Requirements:
Copy the data from its first line through the line containing "lat-label: 20S [29,126,70,152]", inclusive, and swap every "coastline" for "shoreline" while leaving everything else unchanged.

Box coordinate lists
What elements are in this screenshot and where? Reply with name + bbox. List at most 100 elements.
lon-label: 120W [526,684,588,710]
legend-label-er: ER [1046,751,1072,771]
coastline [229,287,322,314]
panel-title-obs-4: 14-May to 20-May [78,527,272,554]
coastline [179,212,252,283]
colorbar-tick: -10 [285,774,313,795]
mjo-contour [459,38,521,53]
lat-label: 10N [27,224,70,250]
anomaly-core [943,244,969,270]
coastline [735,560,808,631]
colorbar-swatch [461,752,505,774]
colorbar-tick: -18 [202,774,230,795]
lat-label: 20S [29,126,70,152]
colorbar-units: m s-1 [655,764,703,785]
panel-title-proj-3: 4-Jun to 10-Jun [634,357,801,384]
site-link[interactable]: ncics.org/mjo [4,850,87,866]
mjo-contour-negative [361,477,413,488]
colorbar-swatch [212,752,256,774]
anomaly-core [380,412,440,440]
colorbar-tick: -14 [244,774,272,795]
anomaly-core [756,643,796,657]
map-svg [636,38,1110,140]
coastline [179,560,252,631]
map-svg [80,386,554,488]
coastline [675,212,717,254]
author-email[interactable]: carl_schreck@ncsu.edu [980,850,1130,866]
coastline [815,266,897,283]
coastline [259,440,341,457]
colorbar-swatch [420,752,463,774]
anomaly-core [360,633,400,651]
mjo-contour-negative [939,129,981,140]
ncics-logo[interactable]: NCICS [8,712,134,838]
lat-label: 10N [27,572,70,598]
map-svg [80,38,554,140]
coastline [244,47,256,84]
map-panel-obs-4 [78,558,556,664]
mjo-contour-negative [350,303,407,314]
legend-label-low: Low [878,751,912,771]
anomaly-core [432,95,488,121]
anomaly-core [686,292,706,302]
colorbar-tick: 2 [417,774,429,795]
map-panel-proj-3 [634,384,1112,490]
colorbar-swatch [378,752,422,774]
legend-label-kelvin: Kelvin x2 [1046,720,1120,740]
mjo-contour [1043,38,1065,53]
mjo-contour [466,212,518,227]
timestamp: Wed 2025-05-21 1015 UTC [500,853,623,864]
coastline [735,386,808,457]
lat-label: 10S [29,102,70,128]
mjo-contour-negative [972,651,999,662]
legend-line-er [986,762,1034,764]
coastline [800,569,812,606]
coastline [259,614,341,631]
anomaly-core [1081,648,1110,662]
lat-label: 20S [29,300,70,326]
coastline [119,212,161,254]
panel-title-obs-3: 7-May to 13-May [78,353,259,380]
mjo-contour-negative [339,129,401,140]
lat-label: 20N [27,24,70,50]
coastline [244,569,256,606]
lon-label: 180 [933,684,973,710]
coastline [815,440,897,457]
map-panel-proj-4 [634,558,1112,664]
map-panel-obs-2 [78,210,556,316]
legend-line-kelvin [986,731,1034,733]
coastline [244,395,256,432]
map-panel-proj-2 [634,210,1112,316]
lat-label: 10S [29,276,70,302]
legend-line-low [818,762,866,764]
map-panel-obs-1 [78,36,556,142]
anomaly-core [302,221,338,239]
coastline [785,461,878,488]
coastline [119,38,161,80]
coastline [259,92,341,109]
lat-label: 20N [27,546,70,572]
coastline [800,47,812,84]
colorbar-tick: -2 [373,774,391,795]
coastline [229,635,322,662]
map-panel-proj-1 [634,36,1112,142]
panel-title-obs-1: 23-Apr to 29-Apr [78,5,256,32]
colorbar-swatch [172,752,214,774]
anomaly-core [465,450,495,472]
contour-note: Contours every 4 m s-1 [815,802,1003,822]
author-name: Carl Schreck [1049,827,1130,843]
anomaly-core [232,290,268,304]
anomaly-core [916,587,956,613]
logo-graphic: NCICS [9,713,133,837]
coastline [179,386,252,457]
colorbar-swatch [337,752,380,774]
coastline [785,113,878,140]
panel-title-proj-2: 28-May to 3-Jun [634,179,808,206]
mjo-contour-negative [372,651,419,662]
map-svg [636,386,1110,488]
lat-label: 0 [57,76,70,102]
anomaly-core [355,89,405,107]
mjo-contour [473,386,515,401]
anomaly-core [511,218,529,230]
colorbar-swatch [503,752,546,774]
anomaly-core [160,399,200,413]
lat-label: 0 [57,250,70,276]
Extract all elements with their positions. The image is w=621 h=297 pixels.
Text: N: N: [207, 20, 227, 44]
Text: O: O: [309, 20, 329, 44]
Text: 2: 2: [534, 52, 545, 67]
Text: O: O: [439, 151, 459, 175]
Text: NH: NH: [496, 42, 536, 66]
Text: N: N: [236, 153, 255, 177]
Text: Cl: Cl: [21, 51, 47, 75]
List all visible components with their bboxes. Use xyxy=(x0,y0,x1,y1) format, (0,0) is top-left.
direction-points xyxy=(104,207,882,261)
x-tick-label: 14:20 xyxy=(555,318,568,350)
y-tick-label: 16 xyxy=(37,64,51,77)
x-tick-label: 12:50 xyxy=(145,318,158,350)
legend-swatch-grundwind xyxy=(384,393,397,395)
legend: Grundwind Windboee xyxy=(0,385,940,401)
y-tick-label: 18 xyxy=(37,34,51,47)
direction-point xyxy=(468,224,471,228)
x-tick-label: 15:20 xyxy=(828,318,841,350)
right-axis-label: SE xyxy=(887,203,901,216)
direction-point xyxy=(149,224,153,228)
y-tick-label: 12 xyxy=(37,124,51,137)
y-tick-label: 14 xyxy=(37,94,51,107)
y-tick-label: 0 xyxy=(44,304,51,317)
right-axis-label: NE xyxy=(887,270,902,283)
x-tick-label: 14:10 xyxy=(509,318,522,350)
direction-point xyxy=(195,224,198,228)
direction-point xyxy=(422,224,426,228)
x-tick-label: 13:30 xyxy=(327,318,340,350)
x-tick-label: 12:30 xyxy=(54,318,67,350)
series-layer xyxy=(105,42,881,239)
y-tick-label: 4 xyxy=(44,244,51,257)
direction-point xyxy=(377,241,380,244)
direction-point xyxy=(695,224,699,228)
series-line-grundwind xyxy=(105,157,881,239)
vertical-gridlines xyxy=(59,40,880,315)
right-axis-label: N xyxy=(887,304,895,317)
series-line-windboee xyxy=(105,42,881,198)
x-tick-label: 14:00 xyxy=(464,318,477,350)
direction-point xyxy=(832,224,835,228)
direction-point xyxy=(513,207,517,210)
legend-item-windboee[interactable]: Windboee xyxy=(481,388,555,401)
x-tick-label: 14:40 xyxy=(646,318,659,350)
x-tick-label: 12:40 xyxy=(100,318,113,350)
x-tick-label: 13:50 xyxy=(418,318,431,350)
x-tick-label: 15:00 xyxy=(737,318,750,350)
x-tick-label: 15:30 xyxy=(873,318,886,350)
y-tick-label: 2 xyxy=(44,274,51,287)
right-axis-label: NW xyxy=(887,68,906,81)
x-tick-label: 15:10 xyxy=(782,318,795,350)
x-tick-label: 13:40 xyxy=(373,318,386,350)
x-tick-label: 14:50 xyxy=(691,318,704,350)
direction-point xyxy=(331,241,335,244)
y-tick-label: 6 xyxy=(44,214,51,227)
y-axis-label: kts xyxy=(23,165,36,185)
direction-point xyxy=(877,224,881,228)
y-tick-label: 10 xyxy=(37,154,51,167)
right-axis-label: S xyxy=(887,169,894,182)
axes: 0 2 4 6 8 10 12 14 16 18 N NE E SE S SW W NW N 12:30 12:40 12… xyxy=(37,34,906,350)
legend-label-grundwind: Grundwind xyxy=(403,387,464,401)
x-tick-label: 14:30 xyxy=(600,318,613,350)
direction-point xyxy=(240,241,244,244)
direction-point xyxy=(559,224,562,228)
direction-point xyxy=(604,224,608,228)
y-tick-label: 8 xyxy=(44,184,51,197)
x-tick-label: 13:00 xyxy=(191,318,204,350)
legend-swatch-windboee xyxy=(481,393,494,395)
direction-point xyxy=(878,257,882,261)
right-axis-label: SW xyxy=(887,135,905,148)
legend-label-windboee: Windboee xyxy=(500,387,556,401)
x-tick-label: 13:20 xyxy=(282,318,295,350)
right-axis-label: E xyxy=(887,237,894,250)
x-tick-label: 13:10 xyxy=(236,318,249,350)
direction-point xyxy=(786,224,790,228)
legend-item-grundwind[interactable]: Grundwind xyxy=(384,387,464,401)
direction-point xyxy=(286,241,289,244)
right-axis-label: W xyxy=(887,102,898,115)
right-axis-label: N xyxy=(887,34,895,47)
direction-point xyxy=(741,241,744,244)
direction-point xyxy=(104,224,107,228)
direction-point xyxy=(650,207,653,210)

Written answer:
What elements are in this screenshot and where? Reply with name + bbox. List at most 100 elements.
lon-label: 120W [526,684,588,710]
legend-label-er: ER [1046,751,1072,771]
shoreline [229,287,322,314]
panel-title-obs-4: 14-May to 20-May [78,527,272,554]
shoreline [179,212,252,283]
colorbar-tick: -10 [285,774,313,795]
mjo-contour [459,38,521,53]
lat-label: 10N [27,224,70,250]
anomaly-core [943,244,969,270]
shoreline [735,560,808,631]
colorbar-swatch [461,752,505,774]
colorbar-tick: -18 [202,774,230,795]
lat-label: 20S [29,126,70,152]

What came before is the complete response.